[EXERCISE PROMPT]:
Each line of the data needs to be transcribed exactly.

Records from a collection of figures:
━━━
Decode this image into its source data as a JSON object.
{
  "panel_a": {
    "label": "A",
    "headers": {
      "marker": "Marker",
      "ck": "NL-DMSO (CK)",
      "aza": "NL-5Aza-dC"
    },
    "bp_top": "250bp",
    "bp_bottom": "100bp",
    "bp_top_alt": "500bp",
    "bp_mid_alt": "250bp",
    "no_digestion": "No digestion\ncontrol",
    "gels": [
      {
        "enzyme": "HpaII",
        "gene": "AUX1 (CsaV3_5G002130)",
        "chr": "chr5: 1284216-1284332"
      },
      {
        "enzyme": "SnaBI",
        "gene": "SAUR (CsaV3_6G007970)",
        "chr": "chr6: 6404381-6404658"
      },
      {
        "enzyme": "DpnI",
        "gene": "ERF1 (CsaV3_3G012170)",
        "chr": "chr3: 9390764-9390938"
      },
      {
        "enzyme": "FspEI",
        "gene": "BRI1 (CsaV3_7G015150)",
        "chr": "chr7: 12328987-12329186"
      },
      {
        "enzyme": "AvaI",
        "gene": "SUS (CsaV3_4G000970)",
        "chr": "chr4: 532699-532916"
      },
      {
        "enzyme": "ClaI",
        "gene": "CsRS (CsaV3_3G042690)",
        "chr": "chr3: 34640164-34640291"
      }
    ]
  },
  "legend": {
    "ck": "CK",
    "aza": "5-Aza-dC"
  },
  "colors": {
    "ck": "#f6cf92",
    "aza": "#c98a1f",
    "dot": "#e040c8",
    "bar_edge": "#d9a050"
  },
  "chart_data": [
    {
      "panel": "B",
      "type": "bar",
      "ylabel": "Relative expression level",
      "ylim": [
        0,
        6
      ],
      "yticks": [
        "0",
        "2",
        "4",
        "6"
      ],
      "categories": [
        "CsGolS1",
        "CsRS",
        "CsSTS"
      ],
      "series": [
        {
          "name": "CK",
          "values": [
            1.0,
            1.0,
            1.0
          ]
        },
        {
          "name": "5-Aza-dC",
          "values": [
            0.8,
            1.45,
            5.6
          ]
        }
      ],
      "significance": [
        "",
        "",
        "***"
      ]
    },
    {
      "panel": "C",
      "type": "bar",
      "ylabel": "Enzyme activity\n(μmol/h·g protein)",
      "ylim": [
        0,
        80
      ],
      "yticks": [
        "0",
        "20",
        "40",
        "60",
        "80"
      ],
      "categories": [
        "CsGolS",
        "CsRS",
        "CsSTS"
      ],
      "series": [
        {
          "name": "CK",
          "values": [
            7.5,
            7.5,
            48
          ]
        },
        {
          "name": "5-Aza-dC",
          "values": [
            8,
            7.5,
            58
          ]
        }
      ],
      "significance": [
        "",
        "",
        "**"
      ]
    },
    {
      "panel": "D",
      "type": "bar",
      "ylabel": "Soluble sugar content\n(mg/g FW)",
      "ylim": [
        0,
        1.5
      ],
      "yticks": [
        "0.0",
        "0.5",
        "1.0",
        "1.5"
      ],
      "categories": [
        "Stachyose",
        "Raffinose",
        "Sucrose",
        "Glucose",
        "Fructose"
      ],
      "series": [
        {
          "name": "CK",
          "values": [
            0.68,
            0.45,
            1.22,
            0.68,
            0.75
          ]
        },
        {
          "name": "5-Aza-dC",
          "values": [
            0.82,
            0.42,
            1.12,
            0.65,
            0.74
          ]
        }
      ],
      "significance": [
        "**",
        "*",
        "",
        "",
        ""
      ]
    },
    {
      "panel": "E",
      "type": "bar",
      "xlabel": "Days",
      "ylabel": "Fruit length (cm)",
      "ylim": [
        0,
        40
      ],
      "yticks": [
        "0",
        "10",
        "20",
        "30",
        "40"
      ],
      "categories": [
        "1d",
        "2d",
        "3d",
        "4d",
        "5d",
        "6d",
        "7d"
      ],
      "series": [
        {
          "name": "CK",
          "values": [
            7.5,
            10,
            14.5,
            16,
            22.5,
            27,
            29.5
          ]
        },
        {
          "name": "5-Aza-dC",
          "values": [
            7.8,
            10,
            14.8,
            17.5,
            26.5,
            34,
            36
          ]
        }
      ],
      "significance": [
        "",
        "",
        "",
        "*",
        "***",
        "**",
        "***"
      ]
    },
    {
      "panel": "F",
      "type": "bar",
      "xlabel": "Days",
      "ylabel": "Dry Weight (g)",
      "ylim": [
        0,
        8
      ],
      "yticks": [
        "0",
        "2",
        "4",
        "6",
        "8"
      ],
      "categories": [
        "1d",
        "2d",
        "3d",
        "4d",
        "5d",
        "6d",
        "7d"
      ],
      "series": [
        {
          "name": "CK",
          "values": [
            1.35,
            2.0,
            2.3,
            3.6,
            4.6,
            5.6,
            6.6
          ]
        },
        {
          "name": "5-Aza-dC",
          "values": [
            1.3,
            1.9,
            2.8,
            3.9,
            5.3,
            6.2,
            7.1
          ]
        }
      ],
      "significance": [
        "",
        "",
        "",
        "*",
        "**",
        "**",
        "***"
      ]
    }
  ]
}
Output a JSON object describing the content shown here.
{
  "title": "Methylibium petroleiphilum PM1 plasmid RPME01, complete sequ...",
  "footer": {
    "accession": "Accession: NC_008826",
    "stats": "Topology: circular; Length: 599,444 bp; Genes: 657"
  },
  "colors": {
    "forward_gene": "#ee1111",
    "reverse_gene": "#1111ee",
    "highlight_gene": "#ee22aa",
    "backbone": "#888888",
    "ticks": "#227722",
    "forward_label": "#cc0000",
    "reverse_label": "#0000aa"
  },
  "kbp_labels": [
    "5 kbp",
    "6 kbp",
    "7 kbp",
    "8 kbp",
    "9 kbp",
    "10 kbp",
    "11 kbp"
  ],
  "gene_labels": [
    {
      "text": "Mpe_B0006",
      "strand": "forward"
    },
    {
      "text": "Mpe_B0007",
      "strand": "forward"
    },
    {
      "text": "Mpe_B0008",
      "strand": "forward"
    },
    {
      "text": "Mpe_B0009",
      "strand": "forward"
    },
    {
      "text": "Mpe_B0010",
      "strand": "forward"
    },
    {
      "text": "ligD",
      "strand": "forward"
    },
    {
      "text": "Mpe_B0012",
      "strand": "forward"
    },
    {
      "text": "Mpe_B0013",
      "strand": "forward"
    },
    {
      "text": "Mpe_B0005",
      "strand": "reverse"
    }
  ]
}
━━━
[REPLY]:
Decode this image into its source data as a JSON object.
{
  "panel_a": {
    "label": "A",
    "headers": {
      "marker": "Marker",
      "ck": "NL-DMSO (CK)",
      "aza": "NL-5Aza-dC"
    },
    "bp_top": "250bp",
    "bp_bottom": "100bp",
    "bp_top_alt": "500bp",
    "bp_mid_alt": "250bp",
    "no_digestion": "No digestion\ncontrol",
    "gels": [
      {
        "enzyme": "HpaII",
        "gene": "AUX1 (CsaV3_5G002130)",
        "chr": "chr5: 1284216-1284332"
      },
      {
        "enzyme": "SnaBI",
        "gene": "SAUR (CsaV3_6G007970)",
        "chr": "chr6: 6404381-6404658"
      },
      {
        "enzyme": "DpnI",
        "gene": "ERF1 (CsaV3_3G012170)",
        "chr": "chr3: 9390764-9390938"
      },
      {
        "enzyme": "FspEI",
        "gene": "BRI1 (CsaV3_7G015150)",
        "chr": "chr7: 12328987-12329186"
      },
      {
        "enzyme": "AvaI",
        "gene": "SUS (CsaV3_4G000970)",
        "chr": "chr4: 532699-532916"
      },
      {
        "enzyme": "ClaI",
        "gene": "CsRS (CsaV3_3G042690)",
        "chr": "chr3: 34640164-34640291"
      }
    ]
  },
  "legend": {
    "ck": "CK",
    "aza": "5-Aza-dC"
  },
  "colors": {
    "ck": "#f6cf92",
    "aza": "#c98a1f",
    "dot": "#e040c8",
    "bar_edge": "#d9a050"
  },
  "chart_data": [
    {
      "panel": "B",
      "type": "bar",
      "ylabel": "Relative expression level",
      "ylim": [
        0,
        6
      ],
      "yticks": [
        "0",
        "2",
        "4",
        "6"
      ],
      "categories": [
        "CsGolS1",
        "CsRS",
        "CsSTS"
      ],
      "series": [
        {
          "name": "CK",
          "values": [
            1.0,
            1.0,
            1.0
          ]
        },
        {
          "name": "5-Aza-dC",
          "values": [
            0.8,
            1.45,
            5.6
          ]
        }
      ],
      "significance": [
        "",
        "",
        "***"
      ]
    },
    {
      "panel": "C",
      "type": "bar",
      "ylabel": "Enzyme activity\n(μmol/h·g protein)",
      "ylim": [
        0,
        80
      ],
      "yticks": [
        "0",
        "20",
        "40",
        "60",
        "80"
      ],
      "categories": [
        "CsGolS",
        "CsRS",
        "CsSTS"
      ],
      "series": [
        {
          "name": "CK",
          "values": [
            7.5,
            7.5,
            48
          ]
        },
        {
          "name": "5-Aza-dC",
          "values": [
            8,
            7.5,
            58
          ]
        }
      ],
      "significance": [
        "",
        "",
        "**"
      ]
    },
    {
      "panel": "D",
      "type": "bar",
      "ylabel": "Soluble sugar content\n(mg/g FW)",
      "ylim": [
        0,
        1.5
      ],
      "yticks": [
        "0.0",
        "0.5",
        "1.0",
        "1.5"
      ],
      "categories": [
        "Stachyose",
        "Raffinose",
        "Sucrose",
        "Glucose",
        "Fructose"
      ],
      "series": [
        {
          "name": "CK",
          "values": [
            0.68,
            0.45,
            1.22,
            0.68,
            0.75
          ]
        },
        {
          "name": "5-Aza-dC",
          "values": [
            0.82,
            0.42,
            1.12,
            0.65,
            0.74
          ]
        }
      ],
      "significance": [
        "**",
        "*",
        "",
        "",
        ""
      ]
    },
    {
      "panel": "E",
      "type": "bar",
      "xlabel": "Days",
      "ylabel": "Fruit length (cm)",
      "ylim": [
        0,
        40
      ],
      "yticks": [
        "0",
        "10",
        "20",
        "30",
        "40"
      ],
      "categories": [
        "1d",
        "2d",
        "3d",
        "4d",
        "5d",
        "6d",
        "7d"
      ],
      "series": [
        {
          "name": "CK",
          "values": [
            7.5,
            10,
            14.5,
            16,
            22.5,
            27,
            29.5
          ]
        },
        {
          "name": "5-Aza-dC",
          "values": [
            7.8,
            10,
            14.8,
            17.5,
            26.5,
            34,
            36
          ]
        }
      ],
      "significance": [
        "",
        "",
        "",
        "*",
        "***",
        "**",
        "***"
      ]
    },
    {
      "panel": "F",
      "type": "bar",
      "xlabel": "Days",
      "ylabel": "Dry Weight (g)",
      "ylim": [
        0,
        8
      ],
      "yticks": [
        "0",
        "2",
        "4",
        "6",
        "8"
      ],
      "categories": [
        "1d",
        "2d",
        "3d",
        "4d",
        "5d",
        "6d",
        "7d"
      ],
      "series": [
        {
          "name": "CK",
          "values": [
            1.35,
            2.0,
            2.3,
            3.6,
            4.6,
            5.6,
            6.6
          ]
        },
        {
          "name": "5-Aza-dC",
          "values": [
            1.3,
            1.9,
            2.8,
            3.9,
            5.3,
            6.2,
            7.1
          ]
        }
      ],
      "significance": [
        "",
        "",
        "",
        "*",
        "**",
        "**",
        "***"
      ]
    }
  ]
}
Output a JSON object describing the content shown here.
{
  "title": "Methylibium petroleiphilum PM1 plasmid RPME01, complete sequ...",
  "footer": {
    "accession": "Accession: NC_008826",
    "stats": "Topology: circular; Length: 599,444 bp; Genes: 657"
  },
  "colors": {
    "forward_gene": "#ee1111",
    "reverse_gene": "#1111ee",
    "highlight_gene": "#ee22aa",
    "backbone": "#888888",
    "ticks": "#227722",
    "forward_label": "#cc0000",
    "reverse_label": "#0000aa"
  },
  "kbp_labels": [
    "5 kbp",
    "6 kbp",
    "7 kbp",
    "8 kbp",
    "9 kbp",
    "10 kbp",
    "11 kbp"
  ],
  "gene_labels": [
    {
      "text": "Mpe_B0006",
      "strand": "forward"
    },
    {
      "text": "Mpe_B0007",
      "strand": "forward"
    },
    {
      "text": "Mpe_B0008",
      "strand": "forward"
    },
    {
      "text": "Mpe_B0009",
      "strand": "forward"
    },
    {
      "text": "Mpe_B0010",
      "strand": "forward"
    },
    {
      "text": "ligD",
      "strand": "forward"
    },
    {
      "text": "Mpe_B0012",
      "strand": "forward"
    },
    {
      "text": "Mpe_B0013",
      "strand": "forward"
    },
    {
      "text": "Mpe_B0005",
      "strand": "reverse"
    }
  ]
}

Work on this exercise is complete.